## Task directions
Scan the records below. List lines holding "from".

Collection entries
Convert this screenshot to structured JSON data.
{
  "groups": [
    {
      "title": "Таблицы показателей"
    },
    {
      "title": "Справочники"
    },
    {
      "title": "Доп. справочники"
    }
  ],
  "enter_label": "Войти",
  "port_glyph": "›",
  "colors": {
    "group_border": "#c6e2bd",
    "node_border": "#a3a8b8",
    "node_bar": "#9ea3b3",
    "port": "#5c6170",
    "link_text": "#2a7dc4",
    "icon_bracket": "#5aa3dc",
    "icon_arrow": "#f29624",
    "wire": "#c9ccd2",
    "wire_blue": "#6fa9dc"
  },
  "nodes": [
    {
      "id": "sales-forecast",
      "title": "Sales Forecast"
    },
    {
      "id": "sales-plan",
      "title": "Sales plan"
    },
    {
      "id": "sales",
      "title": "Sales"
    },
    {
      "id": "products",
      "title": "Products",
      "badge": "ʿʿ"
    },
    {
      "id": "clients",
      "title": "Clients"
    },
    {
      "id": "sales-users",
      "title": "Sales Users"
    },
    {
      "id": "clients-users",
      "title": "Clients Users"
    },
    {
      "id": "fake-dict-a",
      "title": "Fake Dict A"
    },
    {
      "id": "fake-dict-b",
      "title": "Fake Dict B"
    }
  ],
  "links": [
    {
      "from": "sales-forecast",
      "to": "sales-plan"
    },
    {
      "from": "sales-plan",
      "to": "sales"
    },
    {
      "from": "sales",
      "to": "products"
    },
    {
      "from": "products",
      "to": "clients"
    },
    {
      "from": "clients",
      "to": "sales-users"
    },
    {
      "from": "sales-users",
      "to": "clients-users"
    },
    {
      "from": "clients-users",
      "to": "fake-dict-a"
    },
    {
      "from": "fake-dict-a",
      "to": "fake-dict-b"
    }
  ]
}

## Solution
      "from": "sales-forecast",
      "from": "sales-plan",
      "from": "sales",
      "from": "products",
      "from": "clients",
      "from": "sales-users",
      "from": "clients-users",
      "from": "fake-dict-a",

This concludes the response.